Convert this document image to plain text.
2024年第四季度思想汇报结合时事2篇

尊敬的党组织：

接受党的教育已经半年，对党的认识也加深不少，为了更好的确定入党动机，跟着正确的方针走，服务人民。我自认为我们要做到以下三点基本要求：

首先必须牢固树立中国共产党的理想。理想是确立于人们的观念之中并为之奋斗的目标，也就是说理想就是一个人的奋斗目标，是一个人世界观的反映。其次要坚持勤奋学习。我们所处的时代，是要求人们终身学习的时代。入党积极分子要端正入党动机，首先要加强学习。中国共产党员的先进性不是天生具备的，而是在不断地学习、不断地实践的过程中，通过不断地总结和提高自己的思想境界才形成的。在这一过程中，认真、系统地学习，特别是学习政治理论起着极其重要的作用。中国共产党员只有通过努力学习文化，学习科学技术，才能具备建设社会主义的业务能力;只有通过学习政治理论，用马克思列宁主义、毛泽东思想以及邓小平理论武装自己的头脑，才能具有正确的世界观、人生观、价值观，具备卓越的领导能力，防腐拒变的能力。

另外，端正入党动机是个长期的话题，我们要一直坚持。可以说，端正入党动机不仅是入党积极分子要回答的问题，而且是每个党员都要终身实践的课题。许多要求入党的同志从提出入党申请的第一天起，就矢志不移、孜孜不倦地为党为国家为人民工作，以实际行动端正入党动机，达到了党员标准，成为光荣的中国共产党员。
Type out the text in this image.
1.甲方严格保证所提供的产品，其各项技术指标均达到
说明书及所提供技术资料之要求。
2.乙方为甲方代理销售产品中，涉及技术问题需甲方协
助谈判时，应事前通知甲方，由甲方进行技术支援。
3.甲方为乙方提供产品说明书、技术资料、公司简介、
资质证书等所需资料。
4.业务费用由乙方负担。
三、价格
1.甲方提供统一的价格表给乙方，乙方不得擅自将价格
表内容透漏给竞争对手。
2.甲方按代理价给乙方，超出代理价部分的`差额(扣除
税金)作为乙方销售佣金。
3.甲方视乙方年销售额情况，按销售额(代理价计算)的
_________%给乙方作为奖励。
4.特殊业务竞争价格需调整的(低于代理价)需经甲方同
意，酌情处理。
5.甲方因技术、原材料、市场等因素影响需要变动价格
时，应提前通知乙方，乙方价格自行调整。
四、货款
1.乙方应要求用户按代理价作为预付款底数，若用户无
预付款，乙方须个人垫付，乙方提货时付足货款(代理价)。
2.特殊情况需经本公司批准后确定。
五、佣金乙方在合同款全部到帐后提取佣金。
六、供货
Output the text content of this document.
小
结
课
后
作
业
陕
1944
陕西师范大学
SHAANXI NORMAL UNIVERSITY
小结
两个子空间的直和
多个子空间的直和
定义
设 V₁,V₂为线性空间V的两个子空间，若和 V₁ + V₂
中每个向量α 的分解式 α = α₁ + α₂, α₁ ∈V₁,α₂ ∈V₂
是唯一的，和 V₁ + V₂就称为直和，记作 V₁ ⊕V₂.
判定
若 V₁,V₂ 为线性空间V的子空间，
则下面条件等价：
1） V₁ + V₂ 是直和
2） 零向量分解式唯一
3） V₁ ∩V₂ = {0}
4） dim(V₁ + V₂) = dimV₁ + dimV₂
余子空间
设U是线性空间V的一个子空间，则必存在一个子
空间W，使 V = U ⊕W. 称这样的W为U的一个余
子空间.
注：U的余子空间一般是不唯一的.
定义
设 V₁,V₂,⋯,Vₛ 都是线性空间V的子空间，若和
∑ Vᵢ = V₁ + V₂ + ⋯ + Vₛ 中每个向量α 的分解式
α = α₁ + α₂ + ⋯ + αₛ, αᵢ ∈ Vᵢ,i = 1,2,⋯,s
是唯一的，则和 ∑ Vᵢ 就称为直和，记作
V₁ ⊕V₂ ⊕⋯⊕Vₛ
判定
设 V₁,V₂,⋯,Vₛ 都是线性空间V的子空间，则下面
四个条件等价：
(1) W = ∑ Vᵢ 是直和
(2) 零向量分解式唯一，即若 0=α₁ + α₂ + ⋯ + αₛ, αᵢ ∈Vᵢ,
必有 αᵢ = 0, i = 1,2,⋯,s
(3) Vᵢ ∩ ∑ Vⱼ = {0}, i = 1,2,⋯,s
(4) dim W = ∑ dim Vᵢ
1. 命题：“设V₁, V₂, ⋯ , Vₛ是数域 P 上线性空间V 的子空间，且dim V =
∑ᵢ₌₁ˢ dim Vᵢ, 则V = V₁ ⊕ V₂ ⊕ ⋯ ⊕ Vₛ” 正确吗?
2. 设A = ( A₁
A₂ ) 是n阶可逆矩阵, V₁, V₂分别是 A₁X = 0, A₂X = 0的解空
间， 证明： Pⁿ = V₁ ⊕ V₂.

---*---

§ **Problem details**: Repeat each entry word for word.

§ **Correct result**:
Convert this document image to plain text.
2024年第四季度思想汇报结合时事2篇

尊敬的党组织：

接受党的教育已经半年，对党的认识也加深不少，为了更好的确定入党动机，跟着正确的方针走，服务人民。我自认为我们要做到以下三点基本要求：

首先必须牢固树立中国共产党的理想。理想是确立于人们的观念之中并为之奋斗的目标，也就是说理想就是一个人的奋斗目标，是一个人世界观的反映。其次要坚持勤奋学习。我们所处的时代，是要求人们终身学习的时代。入党积极分子要端正入党动机，首先要加强学习。中国共产党员的先进性不是天生具备的，而是在不断地学习、不断地实践的过程中，通过不断地总结和提高自己的思想境界才形成的。在这一过程中，认真、系统地学习，特别是学习政治理论起着极其重要的作用。中国共产党员只有通过努力学习文化，学习科学技术，才能具备建设社会主义的业务能力;只有通过学习政治理论，用马克思列宁主义、毛泽东思想以及邓小平理论武装自己的头脑，才能具有正确的世界观、人生观、价值观，具备卓越的领导能力，防腐拒变的能力。

另外，端正入党动机是个长期的话题，我们要一直坚持。可以说，端正入党动机不仅是入党积极分子要回答的问题，而且是每个党员都要终身实践的课题。许多要求入党的同志从提出入党申请的第一天起，就矢志不移、孜孜不倦地为党为国家为人民工作，以实际行动端正入党动机，达到了党员标准，成为光荣的中国共产党员。
Type out the text in this image.
1.甲方严格保证所提供的产品，其各项技术指标均达到
说明书及所提供技术资料之要求。
2.乙方为甲方代理销售产品中，涉及技术问题需甲方协
助谈判时，应事前通知甲方，由甲方进行技术支援。
3.甲方为乙方提供产品说明书、技术资料、公司简介、
资质证书等所需资料。
4.业务费用由乙方负担。
三、价格
1.甲方提供统一的价格表给乙方，乙方不得擅自将价格
表内容透漏给竞争对手。
2.甲方按代理价给乙方，超出代理价部分的`差额(扣除
税金)作为乙方销售佣金。
3.甲方视乙方年销售额情况，按销售额(代理价计算)的
_________%给乙方作为奖励。
4.特殊业务竞争价格需调整的(低于代理价)需经甲方同
意，酌情处理。
5.甲方因技术、原材料、市场等因素影响需要变动价格
时，应提前通知乙方，乙方价格自行调整。
四、货款
1.乙方应要求用户按代理价作为预付款底数，若用户无
预付款，乙方须个人垫付，乙方提货时付足货款(代理价)。
2.特殊情况需经本公司批准后确定。
五、佣金乙方在合同款全部到帐后提取佣金。
六、供货
Output the text content of this document.
小
结
课
后
作
业
陕
1944
陕西师范大学
SHAANXI NORMAL UNIVERSITY
小结
两个子空间的直和
多个子空间的直和
定义
设 V₁,V₂为线性空间V的两个子空间，若和 V₁ + V₂
中每个向量α 的分解式 α = α₁ + α₂, α₁ ∈V₁,α₂ ∈V₂
是唯一的，和 V₁ + V₂就称为直和，记作 V₁ ⊕V₂.
判定
若 V₁,V₂ 为线性空间V的子空间，
则下面条件等价：
1） V₁ + V₂ 是直和
2） 零向量分解式唯一
3） V₁ ∩V₂ = {0}
4） dim(V₁ + V₂) = dimV₁ + dimV₂
余子空间
设U是线性空间V的一个子空间，则必存在一个子
空间W，使 V = U ⊕W. 称这样的W为U的一个余
子空间.
注：U的余子空间一般是不唯一的.
定义
设 V₁,V₂,⋯,Vₛ 都是线性空间V的子空间，若和
∑ Vᵢ = V₁ + V₂ + ⋯ + Vₛ 中每个向量α 的分解式
α = α₁ + α₂ + ⋯ + αₛ, αᵢ ∈ Vᵢ,i = 1,2,⋯,s
是唯一的，则和 ∑ Vᵢ 就称为直和，记作
V₁ ⊕V₂ ⊕⋯⊕Vₛ
判定
设 V₁,V₂,⋯,Vₛ 都是线性空间V的子空间，则下面
四个条件等价：
(1) W = ∑ Vᵢ 是直和
(2) 零向量分解式唯一，即若 0=α₁ + α₂ + ⋯ + αₛ, αᵢ ∈Vᵢ,
必有 αᵢ = 0, i = 1,2,⋯,s
(3) Vᵢ ∩ ∑ Vⱼ = {0}, i = 1,2,⋯,s
(4) dim W = ∑ dim Vᵢ
1. 命题：“设V₁, V₂, ⋯ , Vₛ是数域 P 上线性空间V 的子空间，且dim V =
∑ᵢ₌₁ˢ dim Vᵢ, 则V = V₁ ⊕ V₂ ⊕ ⋯ ⊕ Vₛ” 正确吗?
2. 设A = ( A₁
A₂ ) 是n阶可逆矩阵, V₁, V₂分别是 A₁X = 0, A₂X = 0的解空
间， 证明： Pⁿ = V₁ ⊕ V₂.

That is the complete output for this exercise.